■ **Task to carry out**
Copy out all of the data exactly as it appears.

▬▬▬▬▬▬

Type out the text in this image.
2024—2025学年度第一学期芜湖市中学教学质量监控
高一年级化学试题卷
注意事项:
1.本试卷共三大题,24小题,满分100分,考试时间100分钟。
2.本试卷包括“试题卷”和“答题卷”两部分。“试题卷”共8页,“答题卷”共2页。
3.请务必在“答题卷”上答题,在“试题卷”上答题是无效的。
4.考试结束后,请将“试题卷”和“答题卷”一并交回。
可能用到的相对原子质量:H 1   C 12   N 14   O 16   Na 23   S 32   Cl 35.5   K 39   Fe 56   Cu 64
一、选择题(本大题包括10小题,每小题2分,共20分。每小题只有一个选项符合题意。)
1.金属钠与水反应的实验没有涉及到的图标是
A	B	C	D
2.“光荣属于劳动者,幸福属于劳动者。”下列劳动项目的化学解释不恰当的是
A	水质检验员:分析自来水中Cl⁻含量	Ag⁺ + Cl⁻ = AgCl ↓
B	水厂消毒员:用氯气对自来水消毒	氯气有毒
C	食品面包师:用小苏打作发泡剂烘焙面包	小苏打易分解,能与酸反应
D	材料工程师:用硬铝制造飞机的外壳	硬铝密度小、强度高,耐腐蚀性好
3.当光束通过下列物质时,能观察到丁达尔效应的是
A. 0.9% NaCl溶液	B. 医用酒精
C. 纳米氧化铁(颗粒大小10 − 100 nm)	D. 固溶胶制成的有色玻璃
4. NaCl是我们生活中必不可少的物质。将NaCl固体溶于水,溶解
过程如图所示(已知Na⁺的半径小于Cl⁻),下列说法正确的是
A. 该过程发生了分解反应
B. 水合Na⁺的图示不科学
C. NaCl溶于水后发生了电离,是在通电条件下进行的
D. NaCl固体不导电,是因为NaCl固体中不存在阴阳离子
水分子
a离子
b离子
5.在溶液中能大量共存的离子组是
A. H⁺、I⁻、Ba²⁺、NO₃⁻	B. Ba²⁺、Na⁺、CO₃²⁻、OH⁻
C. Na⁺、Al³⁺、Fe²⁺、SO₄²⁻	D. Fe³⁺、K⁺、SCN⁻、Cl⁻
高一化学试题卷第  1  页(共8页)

▬▬▬▬▬▬

■ **Response to the exercise**
Type out the text in this image.
2024—2025学年度第一学期芜湖市中学教学质量监控
高一年级化学试题卷
注意事项:
1.本试卷共三大题,24小题,满分100分,考试时间100分钟。
2.本试卷包括“试题卷”和“答题卷”两部分。“试题卷”共8页,“答题卷”共2页。
3.请务必在“答题卷”上答题,在“试题卷”上答题是无效的。
4.考试结束后,请将“试题卷”和“答题卷”一并交回。
可能用到的相对原子质量:H 1   C 12   N 14   O 16   Na 23   S 32   Cl 35.5   K 39   Fe 56   Cu 64
一、选择题(本大题包括10小题,每小题2分,共20分。每小题只有一个选项符合题意。)
1.金属钠与水反应的实验没有涉及到的图标是
A	B	C	D
2.“光荣属于劳动者,幸福属于劳动者。”下列劳动项目的化学解释不恰当的是
A	水质检验员:分析自来水中Cl⁻含量	Ag⁺ + Cl⁻ = AgCl ↓
B	水厂消毒员:用氯气对自来水消毒	氯气有毒
C	食品面包师:用小苏打作发泡剂烘焙面包	小苏打易分解,能与酸反应
D	材料工程师:用硬铝制造飞机的外壳	硬铝密度小、强度高,耐腐蚀性好
3.当光束通过下列物质时,能观察到丁达尔效应的是
A. 0.9% NaCl溶液	B. 医用酒精
C. 纳米氧化铁(颗粒大小10 − 100 nm)	D. 固溶胶制成的有色玻璃
4. NaCl是我们生活中必不可少的物质。将NaCl固体溶于水,溶解
过程如图所示(已知Na⁺的半径小于Cl⁻),下列说法正确的是
A. 该过程发生了分解反应
B. 水合Na⁺的图示不科学
C. NaCl溶于水后发生了电离,是在通电条件下进行的
D. NaCl固体不导电,是因为NaCl固体中不存在阴阳离子
水分子
a离子
b离子
5.在溶液中能大量共存的离子组是
A. H⁺、I⁻、Ba²⁺、NO₃⁻	B. Ba²⁺、Na⁺、CO₃²⁻、OH⁻
C. Na⁺、Al³⁺、Fe²⁺、SO₄²⁻	D. Fe³⁺、K⁺、SCN⁻、Cl⁻
高一化学试题卷第  1  页(共8页)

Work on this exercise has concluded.